◆ **Data supplied**:
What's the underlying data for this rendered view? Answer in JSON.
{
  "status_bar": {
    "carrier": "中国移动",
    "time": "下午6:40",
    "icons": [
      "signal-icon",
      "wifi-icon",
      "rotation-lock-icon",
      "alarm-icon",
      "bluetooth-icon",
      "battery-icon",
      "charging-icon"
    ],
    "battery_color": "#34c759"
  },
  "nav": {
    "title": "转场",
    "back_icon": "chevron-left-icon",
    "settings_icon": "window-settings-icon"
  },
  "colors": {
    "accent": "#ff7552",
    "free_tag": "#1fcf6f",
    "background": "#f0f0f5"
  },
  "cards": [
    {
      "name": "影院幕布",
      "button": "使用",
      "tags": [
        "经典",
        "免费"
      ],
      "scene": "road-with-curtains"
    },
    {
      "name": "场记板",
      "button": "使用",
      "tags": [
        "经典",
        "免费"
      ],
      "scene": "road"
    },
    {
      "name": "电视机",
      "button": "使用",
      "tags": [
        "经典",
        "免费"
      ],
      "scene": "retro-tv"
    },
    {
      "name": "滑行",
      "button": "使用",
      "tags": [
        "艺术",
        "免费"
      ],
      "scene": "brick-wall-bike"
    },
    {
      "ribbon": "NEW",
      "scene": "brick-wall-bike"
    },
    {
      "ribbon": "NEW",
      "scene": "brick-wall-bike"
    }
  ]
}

◆ **Short problem**: Output the records above in their entirety, exactly.

◆ **Reply to the exercise**:
What's the underlying data for this rendered view? Answer in JSON.
{
  "status_bar": {
    "carrier": "中国移动",
    "time": "下午6:40",
    "icons": [
      "signal-icon",
      "wifi-icon",
      "rotation-lock-icon",
      "alarm-icon",
      "bluetooth-icon",
      "battery-icon",
      "charging-icon"
    ],
    "battery_color": "#34c759"
  },
  "nav": {
    "title": "转场",
    "back_icon": "chevron-left-icon",
    "settings_icon": "window-settings-icon"
  },
  "colors": {
    "accent": "#ff7552",
    "free_tag": "#1fcf6f",
    "background": "#f0f0f5"
  },
  "cards": [
    {
      "name": "影院幕布",
      "button": "使用",
      "tags": [
        "经典",
        "免费"
      ],
      "scene": "road-with-curtains"
    },
    {
      "name": "场记板",
      "button": "使用",
      "tags": [
        "经典",
        "免费"
      ],
      "scene": "road"
    },
    {
      "name": "电视机",
      "button": "使用",
      "tags": [
        "经典",
        "免费"
      ],
      "scene": "retro-tv"
    },
    {
      "name": "滑行",
      "button": "使用",
      "tags": [
        "艺术",
        "免费"
      ],
      "scene": "brick-wall-bike"
    },
    {
      "ribbon": "NEW",
      "scene": "brick-wall-bike"
    },
    {
      "ribbon": "NEW",
      "scene": "brick-wall-bike"
    }
  ]
}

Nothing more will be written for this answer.